(Extracted records)
__________________________________________________

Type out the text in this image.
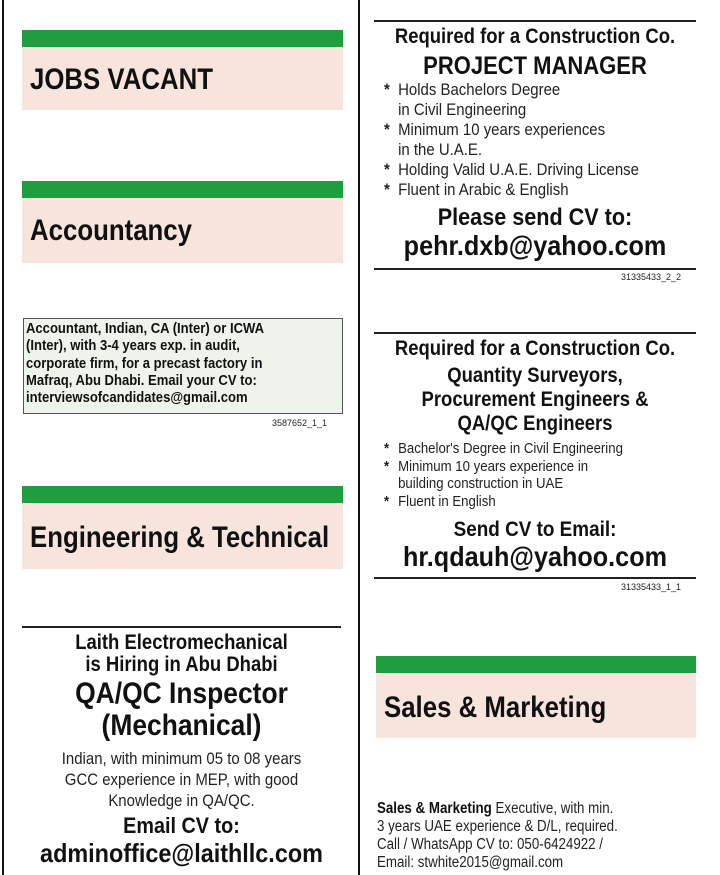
JOBS VACANT
Accountancy
Accountant, Indian, CA (Inter) or ICWA
(Inter), with 3-4 years exp. in audit,
corporate firm, for a precast factory in
Mafraq, Abu Dhabi. Email your CV to:
interviewsofcandidates@gmail.com
3587652_1_1
Engineering & Technical
Laith Electromechanical
is Hiring in Abu Dhabi
QA/QC Inspector
(Mechanical)
Indian, with minimum 05 to 08 years
GCC experience in MEP, with good
Knowledge in QA/QC.
Email CV to:
adminoffice@laithllc.com
Required for a Construction Co.
PROJECT MANAGER
* Holds Bachelors Degree
in Civil Engineering
* Minimum 10 years experiences
in the U.A.E.
* Holding Valid U.A.E. Driving License
* Fluent in Arabic & English
Please send CV to:
pehr.dxb@yahoo.com
31335433_2_2
Required for a Construction Co.
Quantity Surveyors,
Procurement Engineers &
QA/QC Engineers
* Bachelor's Degree in Civil Engineering
* Minimum 10 years experience in
building construction in UAE
* Fluent in English
Send CV to Email:
hr.qdauh@yahoo.com
31335433_1_1
Sales & Marketing
Sales & Marketing Executive, with min.
3 years UAE experience & D/L, required.
Call / WhatsApp CV to: 050-6424922 /
Email: stwhite2015@gmail.com
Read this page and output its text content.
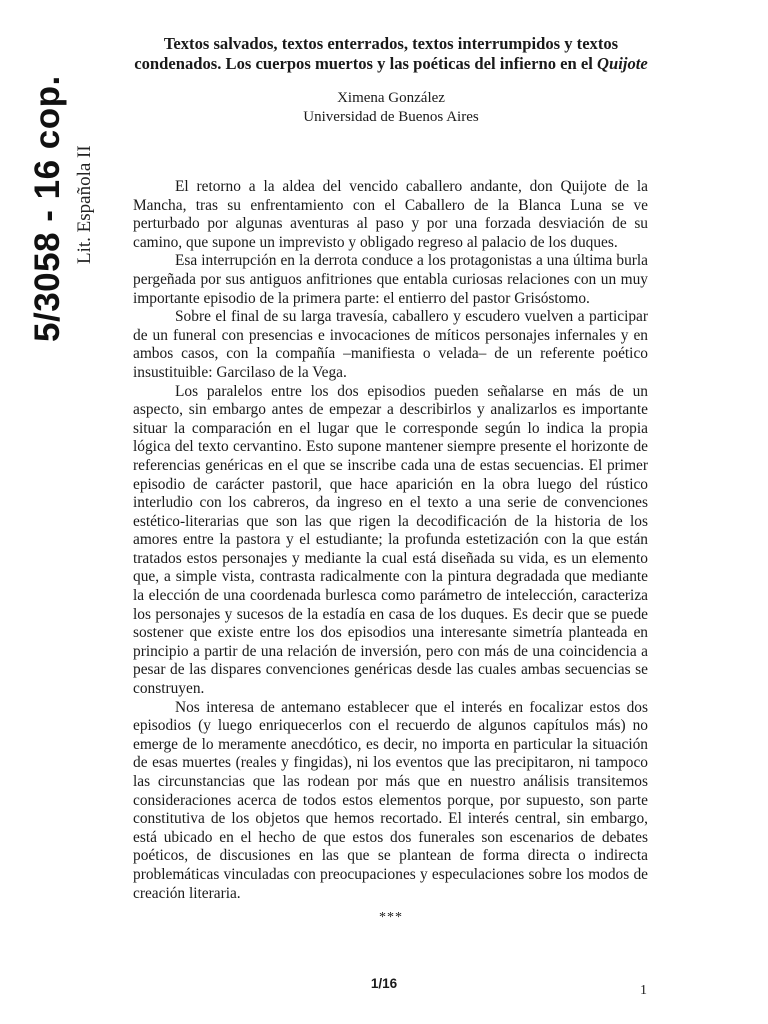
5/3058 - 16 cop. Lit. Española II
Textos salvados, textos enterrados, textos interrumpidos y textos condenados. Los cuerpos muertos y las poéticas del infierno en el Quijote
Ximena González
Universidad de Buenos Aires

El retorno a la aldea del vencido caballero andante, don Quijote de la Mancha, tras su enfrentamiento con el Caballero de la Blanca Luna se ve perturbado por algunas aventuras al paso y por una forzada desviación de su camino, que supone un imprevisto y obligado regreso al palacio de los duques.

Esa interrupción en la derrota conduce a los protagonistas a una última burla pergeñada por sus antiguos anfitriones que entabla curiosas relaciones con un muy importante episodio de la primera parte: el entierro del pastor Grisóstomo.

Sobre el final de su larga travesía, caballero y escudero vuelven a participar de un funeral con presencias e invocaciones de míticos personajes infernales y en ambos casos, con la compañía –manifiesta o velada– de un referente poético insustituible: Garcilaso de la Vega.

Los paralelos entre los dos episodios pueden señalarse en más de un aspecto, sin embargo antes de empezar a describirlos y analizarlos es importante situar la comparación en el lugar que le corresponde según lo indica la propia lógica del texto cervantino. Esto supone mantener siempre presente el horizonte de referencias genéricas en el que se inscribe cada una de estas secuencias. El primer episodio de carácter pastoril, que hace aparición en la obra luego del rústico interludio con los cabreros, da ingreso en el texto a una serie de convenciones estético-literarias que son las que rigen la decodificación de la historia de los amores entre la pastora y el estudiante; la profunda estetización con la que están tratados estos personajes y mediante la cual está diseñada su vida, es un elemento que, a simple vista, contrasta radicalmente con la pintura degradada que mediante la elección de una coordenada burlesca como parámetro de intelección, caracteriza los personajes y sucesos de la estadía en casa de los duques. Es decir que se puede sostener que existe entre los dos episodios una interesante simetría planteada en principio a partir de una relación de inversión, pero con más de una coincidencia a pesar de las dispares convenciones genéricas desde las cuales ambas secuencias se construyen.

Nos interesa de antemano establecer que el interés en focalizar estos dos episodios (y luego enriquecerlos con el recuerdo de algunos capítulos más) no emerge de lo meramente anecdótico, es decir, no importa en particular la situación de esas muertes (reales y fingidas), ni los eventos que las precipitaron, ni tampoco las circunstancias que las rodean por más que en nuestro análisis transitemos consideraciones acerca de todos estos elementos porque, por supuesto, son parte constitutiva de los objetos que hemos recortado. El interés central, sin embargo, está ubicado en el hecho de que estos dos funerales son escenarios de debates poéticos, de discusiones en las que se plantean de forma directa o indirecta problemáticas vinculadas con preocupaciones y especulaciones sobre los modos de creación literaria.

***
1/16	1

__________________________________________________

Send back the data above word for word, with the pictures left out.

Type out the text in this image.
JOBS VACANT
Accountancy
Accountant, Indian, CA (Inter) or ICWA
(Inter), with 3-4 years exp. in audit,
corporate firm, for a precast factory in
Mafraq, Abu Dhabi. Email your CV to:
interviewsofcandidates@gmail.com
3587652_1_1
Engineering & Technical
Laith Electromechanical
is Hiring in Abu Dhabi
QA/QC Inspector
(Mechanical)
Indian, with minimum 05 to 08 years
GCC experience in MEP, with good
Knowledge in QA/QC.
Email CV to:
adminoffice@laithllc.com
Required for a Construction Co.
PROJECT MANAGER
* Holds Bachelors Degree
in Civil Engineering
* Minimum 10 years experiences
in the U.A.E.
* Holding Valid U.A.E. Driving License
* Fluent in Arabic & English
Please send CV to:
pehr.dxb@yahoo.com
31335433_2_2
Required for a Construction Co.
Quantity Surveyors,
Procurement Engineers &
QA/QC Engineers
* Bachelor's Degree in Civil Engineering
* Minimum 10 years experience in
building construction in UAE
* Fluent in English
Send CV to Email:
hr.qdauh@yahoo.com
31335433_1_1
Sales & Marketing
Sales & Marketing Executive, with min.
3 years UAE experience & D/L, required.
Call / WhatsApp CV to: 050-6424922 /
Email: stwhite2015@gmail.com
Read this page and output its text content.
5/3058 - 16 cop. Lit. Española II
Textos salvados, textos enterrados, textos interrumpidos y textos condenados. Los cuerpos muertos y las poéticas del infierno en el Quijote
Ximena González
Universidad de Buenos Aires

El retorno a la aldea del vencido caballero andante, don Quijote de la Mancha, tras su enfrentamiento con el Caballero de la Blanca Luna se ve perturbado por algunas aventuras al paso y por una forzada desviación de su camino, que supone un imprevisto y obligado regreso al palacio de los duques.

Esa interrupción en la derrota conduce a los protagonistas a una última burla pergeñada por sus antiguos anfitriones que entabla curiosas relaciones con un muy importante episodio de la primera parte: el entierro del pastor Grisóstomo.

Sobre el final de su larga travesía, caballero y escudero vuelven a participar de un funeral con presencias e invocaciones de míticos personajes infernales y en ambos casos, con la compañía –manifiesta o velada– de un referente poético insustituible: Garcilaso de la Vega.

Los paralelos entre los dos episodios pueden señalarse en más de un aspecto, sin embargo antes de empezar a describirlos y analizarlos es importante situar la comparación en el lugar que le corresponde según lo indica la propia lógica del texto cervantino. Esto supone mantener siempre presente el horizonte de referencias genéricas en el que se inscribe cada una de estas secuencias. El primer episodio de carácter pastoril, que hace aparición en la obra luego del rústico interludio con los cabreros, da ingreso en el texto a una serie de convenciones estético-literarias que son las que rigen la decodificación de la historia de los amores entre la pastora y el estudiante; la profunda estetización con la que están tratados estos personajes y mediante la cual está diseñada su vida, es un elemento que, a simple vista, contrasta radicalmente con la pintura degradada que mediante la elección de una coordenada burlesca como parámetro de intelección, caracteriza los personajes y sucesos de la estadía en casa de los duques. Es decir que se puede sostener que existe entre los dos episodios una interesante simetría planteada en principio a partir de una relación de inversión, pero con más de una coincidencia a pesar de las dispares convenciones genéricas desde las cuales ambas secuencias se construyen.

Nos interesa de antemano establecer que el interés en focalizar estos dos episodios (y luego enriquecerlos con el recuerdo de algunos capítulos más) no emerge de lo meramente anecdótico, es decir, no importa en particular la situación de esas muertes (reales y fingidas), ni los eventos que las precipitaron, ni tampoco las circunstancias que las rodean por más que en nuestro análisis transitemos consideraciones acerca de todos estos elementos porque, por supuesto, son parte constitutiva de los objetos que hemos recortado. El interés central, sin embargo, está ubicado en el hecho de que estos dos funerales son escenarios de debates poéticos, de discusiones en las que se plantean de forma directa o indirecta problemáticas vinculadas con preocupaciones y especulaciones sobre los modos de creación literaria.

***
1/16	1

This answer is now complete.